## Tasks for this exercise
a – Copy the passage of the Elixir introduction below word for word, starting at "Learn With Me: Elixir" and ending at "what it can do.".
b – Write the next part of the article on getting to know Elixir, picking up after its last sentence.

## Page excerpt
--------------------------------------------------
Learn With Me: Elixir - Getting to Know Elixir (#2)

Before we dive into Elixir, let's get to know it a bit better. It's good to know something about the language so that we have a better idea about where it came from and what it can do.

Before I learn a language, I like to read about it and what it's capable of, as well as learning about its advantages and disadvantages. That helps me to know where to apply it and when to use it.

The Nature of Elixir

Elixir the language is a dynamically-typed language like Python and Javascript. This means that the types of data are not determined at compile time, but at runtime. A variable could refer to a string at one point and then later refer to an integer. This is in contrast to statically-typed languages such as C# and Java where types must be known at compile time and are strictly enforced. A variable in a statically-typed language must always be of the same type and cannot hold any other type of data.

This is a tradeoff between flexibility and early error detection. Statically-typed languages can catch a certain type-related class of errors at compile time and can generate more efficient compiled code with that type information, but the code is less flexible.
--------------------------------------------------
## Dataset
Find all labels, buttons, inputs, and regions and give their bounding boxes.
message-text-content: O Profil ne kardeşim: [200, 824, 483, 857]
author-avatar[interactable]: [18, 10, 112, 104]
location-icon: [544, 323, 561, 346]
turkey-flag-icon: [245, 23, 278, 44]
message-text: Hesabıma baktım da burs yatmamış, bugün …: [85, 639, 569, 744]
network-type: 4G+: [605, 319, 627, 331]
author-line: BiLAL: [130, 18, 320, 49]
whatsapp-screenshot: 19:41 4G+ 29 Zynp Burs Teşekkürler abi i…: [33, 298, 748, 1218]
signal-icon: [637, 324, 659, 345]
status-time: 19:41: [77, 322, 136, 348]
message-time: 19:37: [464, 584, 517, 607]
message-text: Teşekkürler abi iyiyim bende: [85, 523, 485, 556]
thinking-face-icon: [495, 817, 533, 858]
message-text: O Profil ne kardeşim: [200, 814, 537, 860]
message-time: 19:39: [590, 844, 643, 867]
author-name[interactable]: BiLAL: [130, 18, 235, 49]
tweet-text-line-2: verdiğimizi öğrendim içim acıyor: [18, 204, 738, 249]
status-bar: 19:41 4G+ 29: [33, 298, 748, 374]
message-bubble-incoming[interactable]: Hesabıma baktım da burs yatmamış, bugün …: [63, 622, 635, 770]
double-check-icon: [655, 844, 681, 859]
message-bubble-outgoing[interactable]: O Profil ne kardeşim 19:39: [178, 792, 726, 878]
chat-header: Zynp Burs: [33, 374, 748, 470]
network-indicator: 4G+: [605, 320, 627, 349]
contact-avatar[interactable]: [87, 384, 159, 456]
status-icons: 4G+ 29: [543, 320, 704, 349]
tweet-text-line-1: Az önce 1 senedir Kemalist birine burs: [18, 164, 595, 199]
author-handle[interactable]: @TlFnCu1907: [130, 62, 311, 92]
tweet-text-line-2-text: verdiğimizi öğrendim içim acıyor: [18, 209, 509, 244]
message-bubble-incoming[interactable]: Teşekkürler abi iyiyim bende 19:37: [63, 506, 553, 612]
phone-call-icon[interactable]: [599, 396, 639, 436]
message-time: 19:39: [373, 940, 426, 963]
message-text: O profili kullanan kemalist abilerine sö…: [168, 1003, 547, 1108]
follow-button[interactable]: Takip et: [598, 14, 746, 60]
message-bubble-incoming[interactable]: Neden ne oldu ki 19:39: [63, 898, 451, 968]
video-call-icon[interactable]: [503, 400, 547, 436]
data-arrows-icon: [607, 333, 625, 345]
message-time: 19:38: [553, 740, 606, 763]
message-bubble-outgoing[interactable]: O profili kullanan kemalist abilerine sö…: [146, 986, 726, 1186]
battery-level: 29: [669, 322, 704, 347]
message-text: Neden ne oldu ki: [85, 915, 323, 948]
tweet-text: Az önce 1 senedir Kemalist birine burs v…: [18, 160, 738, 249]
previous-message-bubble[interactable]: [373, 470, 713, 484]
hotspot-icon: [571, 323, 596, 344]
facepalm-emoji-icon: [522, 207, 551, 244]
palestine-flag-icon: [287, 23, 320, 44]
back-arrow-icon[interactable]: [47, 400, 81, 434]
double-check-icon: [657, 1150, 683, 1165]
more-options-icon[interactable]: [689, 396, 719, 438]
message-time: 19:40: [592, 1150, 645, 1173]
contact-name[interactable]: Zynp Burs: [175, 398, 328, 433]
--------------------------------------------------
## Answer list
a –
Learn With Me: Elixir - Getting to Know Elixir (#2)

Before we dive into Elixir, let's get to know it a bit better. It's good to know something about the language so that we have a better idea about where it came from and what it can do.

b –
Elixir the language is functional. Functional languages are built with functions as first-class citizens and tend to involve a declarative tyle of programming, where you tend to specify what is to be done rather than focusing on how to do it. Functions tend to be small and simple, and bigger functions are made by composing the smaller functions together. Functional languages also tend to use immutable data. I'm hardly a functional language expert at this point, but in a future post I'll go over what I understand of functional programming. It's a different mindset than imperative programming, and it's something I have not yet mastered. Practice and looking at functional code examples is probably the key to getting better at this.

Elixir the language is oriented toward building scalable and maintainable applications. Elixir really emphasizes these principles, and I hope I'll be understanding this aspect of the language better as I learn it.

The Elixir Platform

Notice that I used the term "Elixir the language" because there is much more to Elixir than just the language. There's a whole platform it runs on and an ecosystem that surrounds it. Just like Java, Scala, and Clojure compile to JVM byte code and run on the Java virtual machine (VM), and C#, VB.NET, and F# are also compiled to IL (Intermediate Assembly) byte code and run on the Common Language Runtime, the VM for the .NET languages, Elixir is also compiled into byte code and run in a virtual machine.

The virtual machine that Elixir runs on is not a virtual machine that was created for Elixir, but an already existing virtual machine called the Erlang VM (or BEAM). It's official name appears to be BEAM, but I've seen it more often referred to as the Erlang VM, so that's what I'll call it here. Erlang is an older language (from the mid-1980s) that runs on a platform that enables scalable, concurrent, and robust code. So instead of reinventing everything, Elixir just integrated itself into a platform that already existed.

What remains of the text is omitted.